* **Exercise directions**
Could you condense the paragraph of the willow cadmium abstract that begins "Willows (Salix spp.) are promising extractors" into a short bulleted list that keeps its main facts?

* **Reading passage**
■ ■ ■ ■ ■ ■ ■
Comparison of two willow genotypes reveals potential roles of iron-regulated transporter 9 and heavy-metal ATPase 1 in cadmium accumulation and resistance in Salix suchowensis.

Abstract

Willows (Salix spp.) are promising extractors of cadmium (Cd), with fast growth, high biomass production, and high Cd accumulation capacity. However, the molecular mechanisms underlying Cd uptake and detoxification are currently poorly understood. Analysis of the Cd uptake among 30 willow genotypes in hydroponic systems showed that the S. suchowensis and S. integra hybrids, Jw8-26 and Jw9-6, exhibited distinct Cd accumulation and resistance characteristics. Jw8-26 was a high Cd-accumulating and tolerant willow, while Jw9-6 was a low Cd-accumulating and relatively Cd-intolerant willow. Therefore, these two genotypes were ideal specimens for determining the molecular mechanisms of Cd uptake and detoxification. To identify relevant genes in Cd handling, the parent S. suchowensis was treated with Cd and RNA-seq analysis was performed. SsIRT, SsHMA, and SsGST, in addition to the transcription factors SsERF, SsMYB, and SsZAT were identified as being associated with Cd uptake and resistance. Because membrane-localised heavy metal transporters mediate Cd transfer to plant tissues, a total of 17 SsIRT and 12 SsHMA family members in S. suchowensis were identified. Subsequently, a thorough bioinformatics analysis of the SsIRT and SsHMA families was conducted, and their transcript levels were analysed in the roots of the two hybrids. The transcript levels of SsIRT9 in roots were positively correlated with the observed differences in Cd accumulation in Jw8-26 versus Jw9-6. Jw8-26 displayed higher SsIRT9 expression levels and higher Cd accumulation than Jw9-6; therefore, SsIRT9 may be involved in Cd uptake. Gene expression analysis also revealed that SsHMA1 was a candidate gene associated with Cd resistance. These results lay the foundation for understanding the molecular mechanism of Cd transfer and detoxification in willows, and provide guidance for the screening and breeding of high Cd-accumulating and tolerant willow genotypes via genetic engineering.
■ ■ ■ ■ ■ ■ ■
(Page segmentation data)
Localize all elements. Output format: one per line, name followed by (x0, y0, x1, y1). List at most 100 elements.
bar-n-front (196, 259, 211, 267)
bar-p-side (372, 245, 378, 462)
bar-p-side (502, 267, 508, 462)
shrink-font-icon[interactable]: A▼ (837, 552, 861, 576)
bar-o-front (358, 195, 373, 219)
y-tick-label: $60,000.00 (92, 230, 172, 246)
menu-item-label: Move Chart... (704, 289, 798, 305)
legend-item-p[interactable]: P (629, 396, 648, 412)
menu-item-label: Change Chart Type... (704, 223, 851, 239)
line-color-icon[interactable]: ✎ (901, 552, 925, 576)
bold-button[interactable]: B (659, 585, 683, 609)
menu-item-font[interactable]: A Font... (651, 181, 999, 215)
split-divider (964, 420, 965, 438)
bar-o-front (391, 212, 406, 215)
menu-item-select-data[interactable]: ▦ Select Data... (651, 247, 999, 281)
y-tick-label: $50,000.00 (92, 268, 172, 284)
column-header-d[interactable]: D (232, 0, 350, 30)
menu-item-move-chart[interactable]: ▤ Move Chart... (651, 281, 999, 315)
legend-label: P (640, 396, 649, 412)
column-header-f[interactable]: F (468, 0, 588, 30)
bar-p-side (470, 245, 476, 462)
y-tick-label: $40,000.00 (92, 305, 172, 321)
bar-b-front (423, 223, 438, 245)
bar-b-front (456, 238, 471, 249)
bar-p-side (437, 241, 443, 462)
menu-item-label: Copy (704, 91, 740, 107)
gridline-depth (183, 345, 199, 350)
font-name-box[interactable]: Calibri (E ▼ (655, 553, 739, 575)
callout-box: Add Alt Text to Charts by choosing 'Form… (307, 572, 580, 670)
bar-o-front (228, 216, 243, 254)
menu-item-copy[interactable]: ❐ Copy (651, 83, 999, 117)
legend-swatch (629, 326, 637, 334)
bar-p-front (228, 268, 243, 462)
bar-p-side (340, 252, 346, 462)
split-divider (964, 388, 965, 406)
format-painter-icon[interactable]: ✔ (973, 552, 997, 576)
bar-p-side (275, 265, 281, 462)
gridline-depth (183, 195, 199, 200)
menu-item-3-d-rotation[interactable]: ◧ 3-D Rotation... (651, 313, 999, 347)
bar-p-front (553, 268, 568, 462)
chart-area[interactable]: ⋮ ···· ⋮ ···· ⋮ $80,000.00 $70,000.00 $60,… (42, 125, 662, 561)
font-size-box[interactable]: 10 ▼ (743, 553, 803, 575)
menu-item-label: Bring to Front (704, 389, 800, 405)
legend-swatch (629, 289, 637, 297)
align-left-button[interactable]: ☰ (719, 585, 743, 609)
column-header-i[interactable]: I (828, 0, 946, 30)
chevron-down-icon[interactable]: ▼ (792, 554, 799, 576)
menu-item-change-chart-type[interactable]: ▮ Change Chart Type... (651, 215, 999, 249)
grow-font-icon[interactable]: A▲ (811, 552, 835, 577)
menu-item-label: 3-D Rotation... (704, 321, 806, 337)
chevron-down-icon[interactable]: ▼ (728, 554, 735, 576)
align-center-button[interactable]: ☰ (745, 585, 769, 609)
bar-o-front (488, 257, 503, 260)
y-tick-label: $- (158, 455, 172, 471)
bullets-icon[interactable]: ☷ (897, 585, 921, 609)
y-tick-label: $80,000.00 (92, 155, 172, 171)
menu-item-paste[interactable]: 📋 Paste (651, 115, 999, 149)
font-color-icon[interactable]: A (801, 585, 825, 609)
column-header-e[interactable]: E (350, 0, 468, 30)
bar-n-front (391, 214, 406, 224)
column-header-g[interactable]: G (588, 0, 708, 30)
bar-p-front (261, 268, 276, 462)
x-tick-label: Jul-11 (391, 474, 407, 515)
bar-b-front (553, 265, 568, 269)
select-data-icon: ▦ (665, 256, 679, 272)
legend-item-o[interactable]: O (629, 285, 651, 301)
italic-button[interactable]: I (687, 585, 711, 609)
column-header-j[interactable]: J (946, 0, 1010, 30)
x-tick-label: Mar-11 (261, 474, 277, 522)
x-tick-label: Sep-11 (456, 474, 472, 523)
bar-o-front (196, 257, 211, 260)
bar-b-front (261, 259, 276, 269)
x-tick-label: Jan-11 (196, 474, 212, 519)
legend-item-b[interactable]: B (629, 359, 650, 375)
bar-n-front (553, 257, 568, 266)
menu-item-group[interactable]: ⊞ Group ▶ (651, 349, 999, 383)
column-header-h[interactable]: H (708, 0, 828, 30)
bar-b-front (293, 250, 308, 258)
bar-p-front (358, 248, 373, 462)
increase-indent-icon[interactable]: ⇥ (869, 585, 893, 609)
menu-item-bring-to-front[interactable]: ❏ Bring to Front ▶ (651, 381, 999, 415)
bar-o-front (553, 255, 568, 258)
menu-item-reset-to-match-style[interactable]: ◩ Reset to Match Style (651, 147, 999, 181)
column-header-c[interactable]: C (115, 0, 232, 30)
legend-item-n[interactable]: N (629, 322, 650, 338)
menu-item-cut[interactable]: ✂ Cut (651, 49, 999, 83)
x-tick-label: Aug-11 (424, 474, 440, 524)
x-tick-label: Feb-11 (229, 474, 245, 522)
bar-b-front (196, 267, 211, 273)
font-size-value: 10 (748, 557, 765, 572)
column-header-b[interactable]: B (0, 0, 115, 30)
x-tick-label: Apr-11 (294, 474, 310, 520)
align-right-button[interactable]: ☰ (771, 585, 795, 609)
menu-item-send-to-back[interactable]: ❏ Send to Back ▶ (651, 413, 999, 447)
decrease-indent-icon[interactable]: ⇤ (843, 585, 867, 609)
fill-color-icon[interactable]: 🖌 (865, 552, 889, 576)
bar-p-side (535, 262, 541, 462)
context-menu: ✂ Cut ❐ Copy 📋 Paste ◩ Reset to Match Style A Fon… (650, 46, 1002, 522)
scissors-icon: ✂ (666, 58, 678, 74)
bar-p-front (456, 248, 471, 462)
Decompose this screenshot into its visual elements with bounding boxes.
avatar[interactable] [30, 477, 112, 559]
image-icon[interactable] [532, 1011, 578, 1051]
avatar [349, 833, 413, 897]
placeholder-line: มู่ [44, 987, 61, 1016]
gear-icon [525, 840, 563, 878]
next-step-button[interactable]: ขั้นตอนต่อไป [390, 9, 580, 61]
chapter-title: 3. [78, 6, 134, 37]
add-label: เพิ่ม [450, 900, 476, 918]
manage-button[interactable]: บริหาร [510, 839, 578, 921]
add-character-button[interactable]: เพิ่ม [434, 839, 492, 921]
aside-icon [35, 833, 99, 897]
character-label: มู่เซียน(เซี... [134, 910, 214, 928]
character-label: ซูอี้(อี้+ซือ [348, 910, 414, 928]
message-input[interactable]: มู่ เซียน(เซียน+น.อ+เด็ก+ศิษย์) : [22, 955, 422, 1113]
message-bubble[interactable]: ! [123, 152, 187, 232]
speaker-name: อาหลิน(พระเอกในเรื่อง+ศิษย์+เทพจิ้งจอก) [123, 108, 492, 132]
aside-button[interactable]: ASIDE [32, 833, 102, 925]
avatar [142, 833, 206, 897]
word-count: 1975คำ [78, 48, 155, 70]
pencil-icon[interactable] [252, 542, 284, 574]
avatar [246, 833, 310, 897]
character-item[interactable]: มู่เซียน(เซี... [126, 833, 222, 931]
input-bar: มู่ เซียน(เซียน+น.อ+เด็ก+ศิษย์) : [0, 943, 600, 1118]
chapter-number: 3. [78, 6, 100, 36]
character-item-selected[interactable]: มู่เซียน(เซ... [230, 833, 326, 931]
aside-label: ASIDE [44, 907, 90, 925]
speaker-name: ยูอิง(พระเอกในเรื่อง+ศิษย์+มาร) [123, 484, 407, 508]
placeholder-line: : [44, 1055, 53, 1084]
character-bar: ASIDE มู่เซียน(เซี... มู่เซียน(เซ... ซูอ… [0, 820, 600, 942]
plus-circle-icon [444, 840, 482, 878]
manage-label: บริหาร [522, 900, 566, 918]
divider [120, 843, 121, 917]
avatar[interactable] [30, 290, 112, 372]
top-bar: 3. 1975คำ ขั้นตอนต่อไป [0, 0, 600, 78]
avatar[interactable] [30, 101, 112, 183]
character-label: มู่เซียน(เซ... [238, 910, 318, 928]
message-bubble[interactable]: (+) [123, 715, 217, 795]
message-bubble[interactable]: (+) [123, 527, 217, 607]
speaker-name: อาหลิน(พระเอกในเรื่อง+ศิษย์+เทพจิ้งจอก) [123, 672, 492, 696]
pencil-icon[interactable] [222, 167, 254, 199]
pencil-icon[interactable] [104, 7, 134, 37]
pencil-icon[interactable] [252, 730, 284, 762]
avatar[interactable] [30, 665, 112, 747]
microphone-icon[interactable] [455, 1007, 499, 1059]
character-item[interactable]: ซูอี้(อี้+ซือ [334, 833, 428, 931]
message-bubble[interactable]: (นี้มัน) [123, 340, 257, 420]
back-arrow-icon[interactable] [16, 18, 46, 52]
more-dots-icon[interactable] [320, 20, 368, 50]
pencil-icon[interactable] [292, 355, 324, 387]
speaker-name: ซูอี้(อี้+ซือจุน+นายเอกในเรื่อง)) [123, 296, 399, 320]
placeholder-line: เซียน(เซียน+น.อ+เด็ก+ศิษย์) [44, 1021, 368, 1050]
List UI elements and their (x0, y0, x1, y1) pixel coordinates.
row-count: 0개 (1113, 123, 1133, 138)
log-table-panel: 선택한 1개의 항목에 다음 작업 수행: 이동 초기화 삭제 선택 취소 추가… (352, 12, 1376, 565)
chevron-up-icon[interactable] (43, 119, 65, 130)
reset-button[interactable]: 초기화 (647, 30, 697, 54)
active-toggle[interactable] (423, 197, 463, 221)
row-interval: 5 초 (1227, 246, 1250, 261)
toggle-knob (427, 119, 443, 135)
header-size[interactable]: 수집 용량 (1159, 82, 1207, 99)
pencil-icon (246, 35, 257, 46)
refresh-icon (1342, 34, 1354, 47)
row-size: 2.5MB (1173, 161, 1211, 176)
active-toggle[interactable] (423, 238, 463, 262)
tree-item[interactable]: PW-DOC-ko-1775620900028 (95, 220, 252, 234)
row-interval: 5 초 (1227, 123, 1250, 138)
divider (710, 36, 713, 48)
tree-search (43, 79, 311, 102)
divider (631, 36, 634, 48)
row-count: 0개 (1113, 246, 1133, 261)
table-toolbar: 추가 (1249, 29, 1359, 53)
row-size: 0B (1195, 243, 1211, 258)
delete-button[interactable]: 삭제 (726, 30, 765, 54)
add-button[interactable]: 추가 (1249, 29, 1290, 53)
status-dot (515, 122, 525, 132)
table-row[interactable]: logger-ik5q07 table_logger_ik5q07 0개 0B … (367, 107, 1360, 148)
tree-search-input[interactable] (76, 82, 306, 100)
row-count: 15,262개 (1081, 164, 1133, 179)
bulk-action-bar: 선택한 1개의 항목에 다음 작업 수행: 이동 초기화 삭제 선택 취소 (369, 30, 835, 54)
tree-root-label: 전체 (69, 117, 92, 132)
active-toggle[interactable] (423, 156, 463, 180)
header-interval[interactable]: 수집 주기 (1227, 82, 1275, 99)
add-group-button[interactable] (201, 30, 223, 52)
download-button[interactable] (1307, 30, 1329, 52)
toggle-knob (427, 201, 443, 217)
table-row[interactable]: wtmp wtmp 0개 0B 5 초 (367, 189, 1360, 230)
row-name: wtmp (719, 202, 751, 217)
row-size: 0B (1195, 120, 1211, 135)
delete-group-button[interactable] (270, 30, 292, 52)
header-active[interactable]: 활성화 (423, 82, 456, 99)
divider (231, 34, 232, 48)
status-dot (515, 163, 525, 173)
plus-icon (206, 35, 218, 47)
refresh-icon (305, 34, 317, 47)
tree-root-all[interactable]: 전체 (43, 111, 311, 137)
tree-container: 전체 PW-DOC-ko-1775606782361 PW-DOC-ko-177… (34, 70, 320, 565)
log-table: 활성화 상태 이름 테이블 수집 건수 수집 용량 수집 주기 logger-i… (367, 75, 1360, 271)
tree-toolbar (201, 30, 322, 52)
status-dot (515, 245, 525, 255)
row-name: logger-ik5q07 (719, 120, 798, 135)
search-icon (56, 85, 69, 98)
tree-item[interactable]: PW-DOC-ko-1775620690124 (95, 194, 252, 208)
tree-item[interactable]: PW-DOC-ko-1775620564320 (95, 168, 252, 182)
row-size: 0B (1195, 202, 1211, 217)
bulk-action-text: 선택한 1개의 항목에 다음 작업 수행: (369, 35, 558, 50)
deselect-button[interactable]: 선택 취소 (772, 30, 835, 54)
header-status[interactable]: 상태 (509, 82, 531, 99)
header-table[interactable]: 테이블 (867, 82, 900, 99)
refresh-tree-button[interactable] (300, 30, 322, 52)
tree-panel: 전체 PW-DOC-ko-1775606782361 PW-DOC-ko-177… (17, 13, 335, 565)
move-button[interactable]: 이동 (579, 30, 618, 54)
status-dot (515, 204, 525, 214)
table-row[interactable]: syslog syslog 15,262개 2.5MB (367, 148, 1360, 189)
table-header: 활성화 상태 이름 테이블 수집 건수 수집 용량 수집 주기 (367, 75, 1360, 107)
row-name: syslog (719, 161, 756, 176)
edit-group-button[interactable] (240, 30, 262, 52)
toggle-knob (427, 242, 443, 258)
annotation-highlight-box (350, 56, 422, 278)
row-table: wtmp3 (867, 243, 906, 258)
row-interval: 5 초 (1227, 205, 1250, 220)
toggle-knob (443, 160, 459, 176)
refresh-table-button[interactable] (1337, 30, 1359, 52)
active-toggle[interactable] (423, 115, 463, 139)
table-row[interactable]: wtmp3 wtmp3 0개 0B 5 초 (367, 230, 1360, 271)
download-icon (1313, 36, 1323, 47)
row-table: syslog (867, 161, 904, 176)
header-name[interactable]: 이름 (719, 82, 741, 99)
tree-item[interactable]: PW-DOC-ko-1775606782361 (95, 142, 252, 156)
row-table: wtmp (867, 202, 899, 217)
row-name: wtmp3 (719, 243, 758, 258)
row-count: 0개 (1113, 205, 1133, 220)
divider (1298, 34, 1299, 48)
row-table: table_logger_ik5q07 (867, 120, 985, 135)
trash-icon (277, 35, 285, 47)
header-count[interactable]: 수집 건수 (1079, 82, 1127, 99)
■ ■ ■ ■ ■ ■ ■
* **Response area**
- Willows are promising cadmium (Cd) extractors because of fast growth, high biomass, and high Cd accumulation, but the molecular mechanisms of Cd uptake and detoxification are poorly understood.
- In hydroponic tests of 30 willow genotypes, two S. suchowensis × S. integra hybrids differed sharply. Jw8-26 accumulated and tolerated high levels of Cd. Jw9-6 accumulated less Cd and was relatively Cd-intolerant.
- RNA-seq of Cd-treated S. suchowensis linked SsIRT, SsHMA, SsGST and the transcription factors SsERF, SsMYB and SsZAT to Cd uptake and resistance.
- The study identified 17 SsIRT and 12 SsHMA family members in S. suchowensis. It analyzed these families with bioinformatics and measured their root transcript levels in both hybrids.
- Jw8-26 showed higher root SsIRT9 expression and higher Cd accumulation than Jw9-6, suggesting that SsIRT9 may be involved in Cd uptake.
- SsHMA1 emerged as a candidate gene for Cd resistance.
- The results lay a foundation for understanding Cd transfer and detoxification in willows. They also guide the screening and breeding of high Cd-accumulating, tolerant willows through genetic engineering.